> [Supplied material]:

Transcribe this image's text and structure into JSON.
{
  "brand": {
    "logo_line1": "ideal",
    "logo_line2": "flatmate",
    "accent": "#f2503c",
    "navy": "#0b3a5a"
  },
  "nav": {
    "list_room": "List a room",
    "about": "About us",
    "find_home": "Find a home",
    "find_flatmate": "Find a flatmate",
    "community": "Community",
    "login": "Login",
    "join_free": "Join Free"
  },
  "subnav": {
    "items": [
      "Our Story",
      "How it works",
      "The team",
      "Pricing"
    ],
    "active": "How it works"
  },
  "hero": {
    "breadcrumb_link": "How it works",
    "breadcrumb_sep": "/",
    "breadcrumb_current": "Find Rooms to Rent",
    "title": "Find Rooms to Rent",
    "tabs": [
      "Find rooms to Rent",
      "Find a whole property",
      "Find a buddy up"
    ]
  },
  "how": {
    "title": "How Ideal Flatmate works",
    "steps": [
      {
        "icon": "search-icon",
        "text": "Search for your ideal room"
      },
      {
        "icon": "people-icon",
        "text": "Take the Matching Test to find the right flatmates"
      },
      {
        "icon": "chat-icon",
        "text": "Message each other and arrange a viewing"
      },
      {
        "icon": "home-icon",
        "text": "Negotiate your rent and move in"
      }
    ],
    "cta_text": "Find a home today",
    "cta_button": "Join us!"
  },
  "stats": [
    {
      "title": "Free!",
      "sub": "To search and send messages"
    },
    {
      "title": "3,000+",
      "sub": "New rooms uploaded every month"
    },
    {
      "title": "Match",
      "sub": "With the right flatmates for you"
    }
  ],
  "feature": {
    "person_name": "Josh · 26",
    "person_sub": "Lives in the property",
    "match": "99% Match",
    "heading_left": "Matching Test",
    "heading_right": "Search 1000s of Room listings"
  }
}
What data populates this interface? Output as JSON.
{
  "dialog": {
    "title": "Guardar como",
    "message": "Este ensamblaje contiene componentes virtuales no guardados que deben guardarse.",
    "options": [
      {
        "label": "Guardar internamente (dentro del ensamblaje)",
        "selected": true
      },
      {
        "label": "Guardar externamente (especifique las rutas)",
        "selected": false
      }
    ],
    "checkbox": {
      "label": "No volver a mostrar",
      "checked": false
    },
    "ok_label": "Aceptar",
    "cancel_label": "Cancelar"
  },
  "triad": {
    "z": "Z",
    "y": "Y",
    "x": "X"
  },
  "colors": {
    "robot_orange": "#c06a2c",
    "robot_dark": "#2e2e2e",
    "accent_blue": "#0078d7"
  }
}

> [What you will do]:
All of the data needs to be reproduced exactly, with no line missing.

> [Solution to this exercise]:
Transcribe this image's text and structure into JSON.
{
  "brand": {
    "logo_line1": "ideal",
    "logo_line2": "flatmate",
    "accent": "#f2503c",
    "navy": "#0b3a5a"
  },
  "nav": {
    "list_room": "List a room",
    "about": "About us",
    "find_home": "Find a home",
    "find_flatmate": "Find a flatmate",
    "community": "Community",
    "login": "Login",
    "join_free": "Join Free"
  },
  "subnav": {
    "items": [
      "Our Story",
      "How it works",
      "The team",
      "Pricing"
    ],
    "active": "How it works"
  },
  "hero": {
    "breadcrumb_link": "How it works",
    "breadcrumb_sep": "/",
    "breadcrumb_current": "Find Rooms to Rent",
    "title": "Find Rooms to Rent",
    "tabs": [
      "Find rooms to Rent",
      "Find a whole property",
      "Find a buddy up"
    ]
  },
  "how": {
    "title": "How Ideal Flatmate works",
    "steps": [
      {
        "icon": "search-icon",
        "text": "Search for your ideal room"
      },
      {
        "icon": "people-icon",
        "text": "Take the Matching Test to find the right flatmates"
      },
      {
        "icon": "chat-icon",
        "text": "Message each other and arrange a viewing"
      },
      {
        "icon": "home-icon",
        "text": "Negotiate your rent and move in"
      }
    ],
    "cta_text": "Find a home today",
    "cta_button": "Join us!"
  },
  "stats": [
    {
      "title": "Free!",
      "sub": "To search and send messages"
    },
    {
      "title": "3,000+",
      "sub": "New rooms uploaded every month"
    },
    {
      "title": "Match",
      "sub": "With the right flatmates for you"
    }
  ],
  "feature": {
    "person_name": "Josh · 26",
    "person_sub": "Lives in the property",
    "match": "99% Match",
    "heading_left": "Matching Test",
    "heading_right": "Search 1000s of Room listings"
  }
}
What data populates this interface? Output as JSON.
{
  "dialog": {
    "title": "Guardar como",
    "message": "Este ensamblaje contiene componentes virtuales no guardados que deben guardarse.",
    "options": [
      {
        "label": "Guardar internamente (dentro del ensamblaje)",
        "selected": true
      },
      {
        "label": "Guardar externamente (especifique las rutas)",
        "selected": false
      }
    ],
    "checkbox": {
      "label": "No volver a mostrar",
      "checked": false
    },
    "ok_label": "Aceptar",
    "cancel_label": "Cancelar"
  },
  "triad": {
    "z": "Z",
    "y": "Y",
    "x": "X"
  },
  "colors": {
    "robot_orange": "#c06a2c",
    "robot_dark": "#2e2e2e",
    "accent_blue": "#0078d7"
  }
}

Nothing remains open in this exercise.